WHAT THE EXERCISE ASKS.
Read the lines that follow and pick out every one containing the word "screenshot".

RECORDS TO USE.
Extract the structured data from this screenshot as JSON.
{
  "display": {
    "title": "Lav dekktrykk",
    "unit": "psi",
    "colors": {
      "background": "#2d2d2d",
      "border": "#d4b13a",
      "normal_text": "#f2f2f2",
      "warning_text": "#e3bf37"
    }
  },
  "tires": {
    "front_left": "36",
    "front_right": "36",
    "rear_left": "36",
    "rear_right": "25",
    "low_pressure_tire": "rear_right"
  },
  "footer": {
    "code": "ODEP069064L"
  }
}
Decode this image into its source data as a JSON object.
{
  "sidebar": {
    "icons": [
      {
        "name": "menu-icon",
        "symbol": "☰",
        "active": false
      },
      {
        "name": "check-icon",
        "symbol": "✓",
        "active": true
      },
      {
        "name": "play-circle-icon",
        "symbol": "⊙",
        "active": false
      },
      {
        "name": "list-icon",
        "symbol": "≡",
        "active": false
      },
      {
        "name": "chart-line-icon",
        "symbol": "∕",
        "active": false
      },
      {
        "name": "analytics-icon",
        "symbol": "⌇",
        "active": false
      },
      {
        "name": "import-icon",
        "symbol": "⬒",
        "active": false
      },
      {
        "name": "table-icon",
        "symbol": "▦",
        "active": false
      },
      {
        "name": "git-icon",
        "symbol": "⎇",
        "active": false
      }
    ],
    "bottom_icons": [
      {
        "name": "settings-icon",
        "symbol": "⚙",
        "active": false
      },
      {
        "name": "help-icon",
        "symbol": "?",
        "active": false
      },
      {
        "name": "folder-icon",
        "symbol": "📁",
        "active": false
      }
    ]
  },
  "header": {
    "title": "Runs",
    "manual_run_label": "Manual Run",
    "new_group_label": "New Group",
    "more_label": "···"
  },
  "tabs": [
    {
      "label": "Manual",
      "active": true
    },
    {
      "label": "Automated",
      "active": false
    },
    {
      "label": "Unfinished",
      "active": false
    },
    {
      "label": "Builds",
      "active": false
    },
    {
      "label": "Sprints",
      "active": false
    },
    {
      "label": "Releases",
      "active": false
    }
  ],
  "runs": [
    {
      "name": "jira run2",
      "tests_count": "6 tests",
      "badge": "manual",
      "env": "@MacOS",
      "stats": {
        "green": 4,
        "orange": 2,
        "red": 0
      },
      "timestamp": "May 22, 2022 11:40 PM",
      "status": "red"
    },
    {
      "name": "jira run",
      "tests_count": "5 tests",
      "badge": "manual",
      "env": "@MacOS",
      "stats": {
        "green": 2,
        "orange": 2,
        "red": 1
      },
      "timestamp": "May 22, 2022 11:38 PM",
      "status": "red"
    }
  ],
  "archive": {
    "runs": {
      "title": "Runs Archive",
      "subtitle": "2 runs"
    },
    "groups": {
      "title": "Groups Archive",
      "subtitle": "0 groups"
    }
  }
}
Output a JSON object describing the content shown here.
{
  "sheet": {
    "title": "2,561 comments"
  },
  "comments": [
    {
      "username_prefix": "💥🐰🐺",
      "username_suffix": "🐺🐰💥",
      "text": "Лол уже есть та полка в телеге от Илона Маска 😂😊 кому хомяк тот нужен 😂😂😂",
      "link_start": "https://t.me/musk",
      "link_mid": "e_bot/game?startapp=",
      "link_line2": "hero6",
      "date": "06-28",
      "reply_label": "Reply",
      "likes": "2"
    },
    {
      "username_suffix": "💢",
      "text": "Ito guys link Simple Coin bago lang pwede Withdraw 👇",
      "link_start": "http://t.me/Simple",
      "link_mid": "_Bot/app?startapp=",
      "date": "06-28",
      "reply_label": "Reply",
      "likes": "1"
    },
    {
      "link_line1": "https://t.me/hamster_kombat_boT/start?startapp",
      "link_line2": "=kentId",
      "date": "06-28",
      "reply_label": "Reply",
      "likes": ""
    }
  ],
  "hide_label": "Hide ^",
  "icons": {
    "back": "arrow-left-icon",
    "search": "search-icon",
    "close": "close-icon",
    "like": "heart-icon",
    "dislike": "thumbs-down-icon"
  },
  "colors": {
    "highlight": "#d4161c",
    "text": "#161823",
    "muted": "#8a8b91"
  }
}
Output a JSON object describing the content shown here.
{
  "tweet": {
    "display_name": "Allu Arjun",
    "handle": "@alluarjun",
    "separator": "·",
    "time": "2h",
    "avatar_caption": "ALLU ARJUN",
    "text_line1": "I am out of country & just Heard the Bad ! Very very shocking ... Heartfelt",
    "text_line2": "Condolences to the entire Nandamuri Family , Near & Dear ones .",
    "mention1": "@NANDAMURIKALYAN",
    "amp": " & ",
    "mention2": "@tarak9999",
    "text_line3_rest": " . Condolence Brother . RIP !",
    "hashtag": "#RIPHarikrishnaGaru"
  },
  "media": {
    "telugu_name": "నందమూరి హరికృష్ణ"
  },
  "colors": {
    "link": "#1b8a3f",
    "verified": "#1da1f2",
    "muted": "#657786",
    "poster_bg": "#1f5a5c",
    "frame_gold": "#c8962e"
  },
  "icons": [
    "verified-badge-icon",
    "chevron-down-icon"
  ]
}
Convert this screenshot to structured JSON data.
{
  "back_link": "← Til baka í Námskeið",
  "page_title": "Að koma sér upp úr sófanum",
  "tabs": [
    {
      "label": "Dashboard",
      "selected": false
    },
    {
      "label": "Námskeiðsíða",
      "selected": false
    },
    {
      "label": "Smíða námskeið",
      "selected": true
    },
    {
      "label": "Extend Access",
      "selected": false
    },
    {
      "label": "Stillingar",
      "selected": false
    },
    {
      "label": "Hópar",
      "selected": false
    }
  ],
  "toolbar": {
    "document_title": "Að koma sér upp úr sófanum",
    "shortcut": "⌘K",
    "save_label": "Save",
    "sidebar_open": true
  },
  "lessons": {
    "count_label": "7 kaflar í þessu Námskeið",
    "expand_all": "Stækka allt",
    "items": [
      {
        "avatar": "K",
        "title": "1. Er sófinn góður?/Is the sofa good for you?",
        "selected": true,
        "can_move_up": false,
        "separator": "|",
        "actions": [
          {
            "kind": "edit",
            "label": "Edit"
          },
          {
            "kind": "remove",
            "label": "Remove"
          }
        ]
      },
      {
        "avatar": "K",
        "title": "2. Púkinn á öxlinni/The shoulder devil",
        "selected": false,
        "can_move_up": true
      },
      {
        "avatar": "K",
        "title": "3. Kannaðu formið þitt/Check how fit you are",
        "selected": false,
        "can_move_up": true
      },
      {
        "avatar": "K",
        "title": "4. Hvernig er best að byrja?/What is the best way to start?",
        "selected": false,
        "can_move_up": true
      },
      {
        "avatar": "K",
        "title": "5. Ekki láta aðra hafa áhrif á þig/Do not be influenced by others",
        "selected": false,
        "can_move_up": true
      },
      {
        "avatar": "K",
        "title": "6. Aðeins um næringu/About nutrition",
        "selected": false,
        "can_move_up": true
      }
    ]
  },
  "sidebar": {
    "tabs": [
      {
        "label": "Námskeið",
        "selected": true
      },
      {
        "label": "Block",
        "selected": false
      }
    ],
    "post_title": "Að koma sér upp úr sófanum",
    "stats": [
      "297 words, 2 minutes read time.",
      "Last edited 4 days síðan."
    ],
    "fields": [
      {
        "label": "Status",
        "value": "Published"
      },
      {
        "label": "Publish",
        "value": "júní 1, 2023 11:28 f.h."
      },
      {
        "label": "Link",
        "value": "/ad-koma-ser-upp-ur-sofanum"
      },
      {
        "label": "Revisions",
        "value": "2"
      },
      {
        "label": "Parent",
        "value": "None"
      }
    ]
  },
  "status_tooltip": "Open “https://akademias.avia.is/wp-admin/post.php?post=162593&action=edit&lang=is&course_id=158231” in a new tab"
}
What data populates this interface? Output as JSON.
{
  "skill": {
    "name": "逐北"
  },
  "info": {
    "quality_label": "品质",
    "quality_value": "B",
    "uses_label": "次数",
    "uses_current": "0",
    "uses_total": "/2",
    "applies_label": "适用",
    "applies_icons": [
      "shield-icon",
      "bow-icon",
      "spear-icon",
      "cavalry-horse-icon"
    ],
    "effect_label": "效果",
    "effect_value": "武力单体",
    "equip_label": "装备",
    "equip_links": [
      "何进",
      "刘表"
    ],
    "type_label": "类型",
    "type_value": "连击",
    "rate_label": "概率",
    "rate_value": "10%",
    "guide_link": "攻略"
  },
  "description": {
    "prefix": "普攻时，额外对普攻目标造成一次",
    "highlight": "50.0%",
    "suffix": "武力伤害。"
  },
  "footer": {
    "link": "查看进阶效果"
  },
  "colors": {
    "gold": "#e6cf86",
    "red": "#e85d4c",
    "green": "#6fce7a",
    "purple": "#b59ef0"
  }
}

TASK SOLUTION.
Extract the structured data from this screenshot as JSON.
Convert this screenshot to structured JSON data.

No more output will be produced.